* [Aim]
All of the data below must be repeated exactly.

* [Available data]
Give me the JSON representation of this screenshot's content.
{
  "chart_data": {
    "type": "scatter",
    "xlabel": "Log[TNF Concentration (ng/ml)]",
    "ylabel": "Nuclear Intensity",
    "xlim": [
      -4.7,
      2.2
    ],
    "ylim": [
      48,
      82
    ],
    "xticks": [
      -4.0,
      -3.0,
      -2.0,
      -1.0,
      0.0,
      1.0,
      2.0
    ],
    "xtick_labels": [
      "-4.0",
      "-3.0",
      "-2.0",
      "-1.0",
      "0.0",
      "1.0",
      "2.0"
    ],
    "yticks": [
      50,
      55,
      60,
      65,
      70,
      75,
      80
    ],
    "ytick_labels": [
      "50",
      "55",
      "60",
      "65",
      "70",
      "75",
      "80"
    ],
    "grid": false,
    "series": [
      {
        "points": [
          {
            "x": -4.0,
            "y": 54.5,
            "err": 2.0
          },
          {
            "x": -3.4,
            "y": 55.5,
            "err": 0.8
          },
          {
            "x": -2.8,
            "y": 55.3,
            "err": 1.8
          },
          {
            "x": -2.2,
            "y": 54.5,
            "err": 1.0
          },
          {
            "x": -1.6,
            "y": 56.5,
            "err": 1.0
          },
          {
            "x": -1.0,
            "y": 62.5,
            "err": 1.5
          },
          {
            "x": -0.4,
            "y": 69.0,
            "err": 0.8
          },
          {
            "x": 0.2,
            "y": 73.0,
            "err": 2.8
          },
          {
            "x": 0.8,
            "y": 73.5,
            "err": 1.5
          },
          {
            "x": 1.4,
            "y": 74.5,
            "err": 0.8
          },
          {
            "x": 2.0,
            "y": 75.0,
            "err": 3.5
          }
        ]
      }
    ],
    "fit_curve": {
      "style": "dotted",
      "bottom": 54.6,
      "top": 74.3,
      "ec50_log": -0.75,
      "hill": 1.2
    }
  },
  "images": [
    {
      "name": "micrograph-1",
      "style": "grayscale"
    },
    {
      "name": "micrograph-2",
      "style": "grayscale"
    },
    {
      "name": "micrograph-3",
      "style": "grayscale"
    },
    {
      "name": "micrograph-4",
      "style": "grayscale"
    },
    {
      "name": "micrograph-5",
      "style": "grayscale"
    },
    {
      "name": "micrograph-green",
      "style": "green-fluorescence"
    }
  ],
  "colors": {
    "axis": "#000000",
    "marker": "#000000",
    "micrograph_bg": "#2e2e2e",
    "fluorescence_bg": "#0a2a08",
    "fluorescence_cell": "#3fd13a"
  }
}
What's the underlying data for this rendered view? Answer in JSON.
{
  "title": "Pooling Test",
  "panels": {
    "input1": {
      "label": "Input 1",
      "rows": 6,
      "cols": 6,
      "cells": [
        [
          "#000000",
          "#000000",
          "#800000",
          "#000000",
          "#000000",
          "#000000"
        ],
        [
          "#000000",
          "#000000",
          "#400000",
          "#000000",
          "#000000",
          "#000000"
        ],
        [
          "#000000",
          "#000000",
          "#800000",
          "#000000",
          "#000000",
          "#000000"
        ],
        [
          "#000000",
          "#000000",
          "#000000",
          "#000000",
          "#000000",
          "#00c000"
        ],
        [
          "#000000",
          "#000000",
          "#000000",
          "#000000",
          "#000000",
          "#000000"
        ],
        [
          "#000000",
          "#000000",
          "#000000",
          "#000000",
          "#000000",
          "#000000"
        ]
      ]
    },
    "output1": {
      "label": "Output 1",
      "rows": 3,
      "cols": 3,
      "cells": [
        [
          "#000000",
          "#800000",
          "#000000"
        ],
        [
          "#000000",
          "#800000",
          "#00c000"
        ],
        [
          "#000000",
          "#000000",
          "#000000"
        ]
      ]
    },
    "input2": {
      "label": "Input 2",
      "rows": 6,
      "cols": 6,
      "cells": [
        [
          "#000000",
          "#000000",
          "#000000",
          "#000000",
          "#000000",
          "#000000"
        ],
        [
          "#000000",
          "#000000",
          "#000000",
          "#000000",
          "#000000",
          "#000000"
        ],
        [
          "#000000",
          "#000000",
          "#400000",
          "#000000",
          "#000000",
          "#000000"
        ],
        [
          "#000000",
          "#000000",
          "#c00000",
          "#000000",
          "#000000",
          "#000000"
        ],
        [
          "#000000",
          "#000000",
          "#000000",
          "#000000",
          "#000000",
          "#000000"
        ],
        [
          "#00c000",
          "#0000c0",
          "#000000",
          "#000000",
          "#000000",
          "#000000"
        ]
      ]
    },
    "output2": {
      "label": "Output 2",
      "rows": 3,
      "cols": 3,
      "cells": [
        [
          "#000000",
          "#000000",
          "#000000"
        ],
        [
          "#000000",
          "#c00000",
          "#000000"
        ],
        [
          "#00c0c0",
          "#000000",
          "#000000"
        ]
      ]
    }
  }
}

* [Expected answer]
Give me the JSON representation of this screenshot's content.
{
  "chart_data": {
    "type": "scatter",
    "xlabel": "Log[TNF Concentration (ng/ml)]",
    "ylabel": "Nuclear Intensity",
    "xlim": [
      -4.7,
      2.2
    ],
    "ylim": [
      48,
      82
    ],
    "xticks": [
      -4.0,
      -3.0,
      -2.0,
      -1.0,
      0.0,
      1.0,
      2.0
    ],
    "xtick_labels": [
      "-4.0",
      "-3.0",
      "-2.0",
      "-1.0",
      "0.0",
      "1.0",
      "2.0"
    ],
    "yticks": [
      50,
      55,
      60,
      65,
      70,
      75,
      80
    ],
    "ytick_labels": [
      "50",
      "55",
      "60",
      "65",
      "70",
      "75",
      "80"
    ],
    "grid": false,
    "series": [
      {
        "points": [
          {
            "x": -4.0,
            "y": 54.5,
            "err": 2.0
          },
          {
            "x": -3.4,
            "y": 55.5,
            "err": 0.8
          },
          {
            "x": -2.8,
            "y": 55.3,
            "err": 1.8
          },
          {
            "x": -2.2,
            "y": 54.5,
            "err": 1.0
          },
          {
            "x": -1.6,
            "y": 56.5,
            "err": 1.0
          },
          {
            "x": -1.0,
            "y": 62.5,
            "err": 1.5
          },
          {
            "x": -0.4,
            "y": 69.0,
            "err": 0.8
          },
          {
            "x": 0.2,
            "y": 73.0,
            "err": 2.8
          },
          {
            "x": 0.8,
            "y": 73.5,
            "err": 1.5
          },
          {
            "x": 1.4,
            "y": 74.5,
            "err": 0.8
          },
          {
            "x": 2.0,
            "y": 75.0,
            "err": 3.5
          }
        ]
      }
    ],
    "fit_curve": {
      "style": "dotted",
      "bottom": 54.6,
      "top": 74.3,
      "ec50_log": -0.75,
      "hill": 1.2
    }
  },
  "images": [
    {
      "name": "micrograph-1",
      "style": "grayscale"
    },
    {
      "name": "micrograph-2",
      "style": "grayscale"
    },
    {
      "name": "micrograph-3",
      "style": "grayscale"
    },
    {
      "name": "micrograph-4",
      "style": "grayscale"
    },
    {
      "name": "micrograph-5",
      "style": "grayscale"
    },
    {
      "name": "micrograph-green",
      "style": "green-fluorescence"
    }
  ],
  "colors": {
    "axis": "#000000",
    "marker": "#000000",
    "micrograph_bg": "#2e2e2e",
    "fluorescence_bg": "#0a2a08",
    "fluorescence_cell": "#3fd13a"
  }
}
What's the underlying data for this rendered view? Answer in JSON.
{
  "title": "Pooling Test",
  "panels": {
    "input1": {
      "label": "Input 1",
      "rows": 6,
      "cols": 6,
      "cells": [
        [
          "#000000",
          "#000000",
          "#800000",
          "#000000",
          "#000000",
          "#000000"
        ],
        [
          "#000000",
          "#000000",
          "#400000",
          "#000000",
          "#000000",
          "#000000"
        ],
        [
          "#000000",
          "#000000",
          "#800000",
          "#000000",
          "#000000",
          "#000000"
        ],
        [
          "#000000",
          "#000000",
          "#000000",
          "#000000",
          "#000000",
          "#00c000"
        ],
        [
          "#000000",
          "#000000",
          "#000000",
          "#000000",
          "#000000",
          "#000000"
        ],
        [
          "#000000",
          "#000000",
          "#000000",
          "#000000",
          "#000000",
          "#000000"
        ]
      ]
    },
    "output1": {
      "label": "Output 1",
      "rows": 3,
      "cols": 3,
      "cells": [
        [
          "#000000",
          "#800000",
          "#000000"
        ],
        [
          "#000000",
          "#800000",
          "#00c000"
        ],
        [
          "#000000",
          "#000000",
          "#000000"
        ]
      ]
    },
    "input2": {
      "label": "Input 2",
      "rows": 6,
      "cols": 6,
      "cells": [
        [
          "#000000",
          "#000000",
          "#000000",
          "#000000",
          "#000000",
          "#000000"
        ],
        [
          "#000000",
          "#000000",
          "#000000",
          "#000000",
          "#000000",
          "#000000"
        ],
        [
          "#000000",
          "#000000",
          "#400000",
          "#000000",
          "#000000",
          "#000000"
        ],
        [
          "#000000",
          "#000000",
          "#c00000",
          "#000000",
          "#000000",
          "#000000"
        ],
        [
          "#000000",
          "#000000",
          "#000000",
          "#000000",
          "#000000",
          "#000000"
        ],
        [
          "#00c000",
          "#0000c0",
          "#000000",
          "#000000",
          "#000000",
          "#000000"
        ]
      ]
    },
    "output2": {
      "label": "Output 2",
      "rows": 3,
      "cols": 3,
      "cells": [
        [
          "#000000",
          "#000000",
          "#000000"
        ],
        [
          "#000000",
          "#c00000",
          "#000000"
        ],
        [
          "#00c0c0",
          "#000000",
          "#000000"
        ]
      ]
    }
  }
}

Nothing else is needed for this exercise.